[begin Data shown]

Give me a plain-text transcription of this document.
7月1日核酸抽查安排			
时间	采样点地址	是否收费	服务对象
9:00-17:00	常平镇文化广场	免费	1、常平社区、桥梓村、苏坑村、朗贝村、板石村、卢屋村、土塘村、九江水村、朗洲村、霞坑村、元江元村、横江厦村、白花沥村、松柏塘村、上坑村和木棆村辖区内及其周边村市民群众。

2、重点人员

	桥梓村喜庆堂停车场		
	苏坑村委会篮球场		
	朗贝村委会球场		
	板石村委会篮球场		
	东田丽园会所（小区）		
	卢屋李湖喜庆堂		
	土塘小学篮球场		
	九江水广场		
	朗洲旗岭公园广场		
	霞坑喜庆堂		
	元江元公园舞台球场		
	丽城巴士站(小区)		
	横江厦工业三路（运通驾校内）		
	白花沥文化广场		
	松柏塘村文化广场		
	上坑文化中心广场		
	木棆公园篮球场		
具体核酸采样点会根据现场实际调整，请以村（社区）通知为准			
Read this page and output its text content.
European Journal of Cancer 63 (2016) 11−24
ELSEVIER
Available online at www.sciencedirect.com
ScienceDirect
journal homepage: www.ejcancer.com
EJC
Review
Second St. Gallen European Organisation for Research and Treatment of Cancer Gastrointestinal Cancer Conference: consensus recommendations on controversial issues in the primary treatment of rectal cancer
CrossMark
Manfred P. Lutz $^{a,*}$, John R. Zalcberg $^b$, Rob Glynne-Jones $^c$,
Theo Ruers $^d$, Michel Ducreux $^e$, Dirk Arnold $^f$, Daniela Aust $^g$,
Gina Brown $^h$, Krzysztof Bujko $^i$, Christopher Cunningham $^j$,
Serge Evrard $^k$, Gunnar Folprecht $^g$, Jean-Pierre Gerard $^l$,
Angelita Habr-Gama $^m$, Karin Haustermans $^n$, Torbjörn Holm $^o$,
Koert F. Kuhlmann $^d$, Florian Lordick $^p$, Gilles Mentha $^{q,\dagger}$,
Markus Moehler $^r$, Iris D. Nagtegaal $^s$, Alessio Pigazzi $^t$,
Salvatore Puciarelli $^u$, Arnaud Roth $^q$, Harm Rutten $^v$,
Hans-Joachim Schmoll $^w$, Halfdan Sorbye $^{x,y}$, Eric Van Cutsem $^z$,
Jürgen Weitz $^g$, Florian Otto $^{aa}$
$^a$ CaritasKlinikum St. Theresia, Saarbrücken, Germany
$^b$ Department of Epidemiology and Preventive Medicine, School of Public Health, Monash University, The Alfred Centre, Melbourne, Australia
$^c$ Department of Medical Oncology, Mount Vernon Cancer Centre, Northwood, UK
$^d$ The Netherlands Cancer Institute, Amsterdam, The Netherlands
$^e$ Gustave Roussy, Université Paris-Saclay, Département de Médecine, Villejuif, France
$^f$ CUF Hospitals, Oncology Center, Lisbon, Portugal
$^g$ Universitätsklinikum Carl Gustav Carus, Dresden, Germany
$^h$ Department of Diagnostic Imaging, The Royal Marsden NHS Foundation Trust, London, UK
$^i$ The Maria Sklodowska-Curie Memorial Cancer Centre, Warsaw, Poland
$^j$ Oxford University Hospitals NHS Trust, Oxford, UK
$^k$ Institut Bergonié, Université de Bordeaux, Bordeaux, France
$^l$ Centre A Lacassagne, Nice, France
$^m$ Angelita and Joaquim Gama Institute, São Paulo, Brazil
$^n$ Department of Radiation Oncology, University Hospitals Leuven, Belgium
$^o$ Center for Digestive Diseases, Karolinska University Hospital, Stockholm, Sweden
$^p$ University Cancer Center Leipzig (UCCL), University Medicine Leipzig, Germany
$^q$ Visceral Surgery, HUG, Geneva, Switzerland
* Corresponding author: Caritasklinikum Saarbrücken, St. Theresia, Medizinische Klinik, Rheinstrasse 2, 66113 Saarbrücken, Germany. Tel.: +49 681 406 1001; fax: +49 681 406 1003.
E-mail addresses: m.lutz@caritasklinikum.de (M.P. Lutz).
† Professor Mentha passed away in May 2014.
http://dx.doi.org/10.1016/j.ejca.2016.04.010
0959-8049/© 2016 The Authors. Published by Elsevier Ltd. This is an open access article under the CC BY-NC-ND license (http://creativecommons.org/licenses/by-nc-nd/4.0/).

[end Data shown]

#### Requirement:
Each of the records should be retyped exactly.

#### Solution below:
Give me a plain-text transcription of this document.
7月1日核酸抽查安排			
时间	采样点地址	是否收费	服务对象
9:00-17:00	常平镇文化广场	免费	1、常平社区、桥梓村、苏坑村、朗贝村、板石村、卢屋村、土塘村、九江水村、朗洲村、霞坑村、元江元村、横江厦村、白花沥村、松柏塘村、上坑村和木棆村辖区内及其周边村市民群众。

2、重点人员

	桥梓村喜庆堂停车场		
	苏坑村委会篮球场		
	朗贝村委会球场		
	板石村委会篮球场		
	东田丽园会所（小区）		
	卢屋李湖喜庆堂		
	土塘小学篮球场		
	九江水广场		
	朗洲旗岭公园广场		
	霞坑喜庆堂		
	元江元公园舞台球场		
	丽城巴士站(小区)		
	横江厦工业三路（运通驾校内）		
	白花沥文化广场		
	松柏塘村文化广场		
	上坑文化中心广场		
	木棆公园篮球场		
具体核酸采样点会根据现场实际调整，请以村（社区）通知为准			
Read this page and output its text content.
European Journal of Cancer 63 (2016) 11−24
ELSEVIER
Available online at www.sciencedirect.com
ScienceDirect
journal homepage: www.ejcancer.com
EJC
Review
Second St. Gallen European Organisation for Research and Treatment of Cancer Gastrointestinal Cancer Conference: consensus recommendations on controversial issues in the primary treatment of rectal cancer
CrossMark
Manfred P. Lutz $^{a,*}$, John R. Zalcberg $^b$, Rob Glynne-Jones $^c$,
Theo Ruers $^d$, Michel Ducreux $^e$, Dirk Arnold $^f$, Daniela Aust $^g$,
Gina Brown $^h$, Krzysztof Bujko $^i$, Christopher Cunningham $^j$,
Serge Evrard $^k$, Gunnar Folprecht $^g$, Jean-Pierre Gerard $^l$,
Angelita Habr-Gama $^m$, Karin Haustermans $^n$, Torbjörn Holm $^o$,
Koert F. Kuhlmann $^d$, Florian Lordick $^p$, Gilles Mentha $^{q,\dagger}$,
Markus Moehler $^r$, Iris D. Nagtegaal $^s$, Alessio Pigazzi $^t$,
Salvatore Puciarelli $^u$, Arnaud Roth $^q$, Harm Rutten $^v$,
Hans-Joachim Schmoll $^w$, Halfdan Sorbye $^{x,y}$, Eric Van Cutsem $^z$,
Jürgen Weitz $^g$, Florian Otto $^{aa}$
$^a$ CaritasKlinikum St. Theresia, Saarbrücken, Germany
$^b$ Department of Epidemiology and Preventive Medicine, School of Public Health, Monash University, The Alfred Centre, Melbourne, Australia
$^c$ Department of Medical Oncology, Mount Vernon Cancer Centre, Northwood, UK
$^d$ The Netherlands Cancer Institute, Amsterdam, The Netherlands
$^e$ Gustave Roussy, Université Paris-Saclay, Département de Médecine, Villejuif, France
$^f$ CUF Hospitals, Oncology Center, Lisbon, Portugal
$^g$ Universitätsklinikum Carl Gustav Carus, Dresden, Germany
$^h$ Department of Diagnostic Imaging, The Royal Marsden NHS Foundation Trust, London, UK
$^i$ The Maria Sklodowska-Curie Memorial Cancer Centre, Warsaw, Poland
$^j$ Oxford University Hospitals NHS Trust, Oxford, UK
$^k$ Institut Bergonié, Université de Bordeaux, Bordeaux, France
$^l$ Centre A Lacassagne, Nice, France
$^m$ Angelita and Joaquim Gama Institute, São Paulo, Brazil
$^n$ Department of Radiation Oncology, University Hospitals Leuven, Belgium
$^o$ Center for Digestive Diseases, Karolinska University Hospital, Stockholm, Sweden
$^p$ University Cancer Center Leipzig (UCCL), University Medicine Leipzig, Germany
$^q$ Visceral Surgery, HUG, Geneva, Switzerland
* Corresponding author: Caritasklinikum Saarbrücken, St. Theresia, Medizinische Klinik, Rheinstrasse 2, 66113 Saarbrücken, Germany. Tel.: +49 681 406 1001; fax: +49 681 406 1003.
E-mail addresses: m.lutz@caritasklinikum.de (M.P. Lutz).
† Professor Mentha passed away in May 2014.
http://dx.doi.org/10.1016/j.ejca.2016.04.010
0959-8049/© 2016 The Authors. Published by Elsevier Ltd. This is an open access article under the CC BY-NC-ND license (http://creativecommons.org/licenses/by-nc-nd/4.0/).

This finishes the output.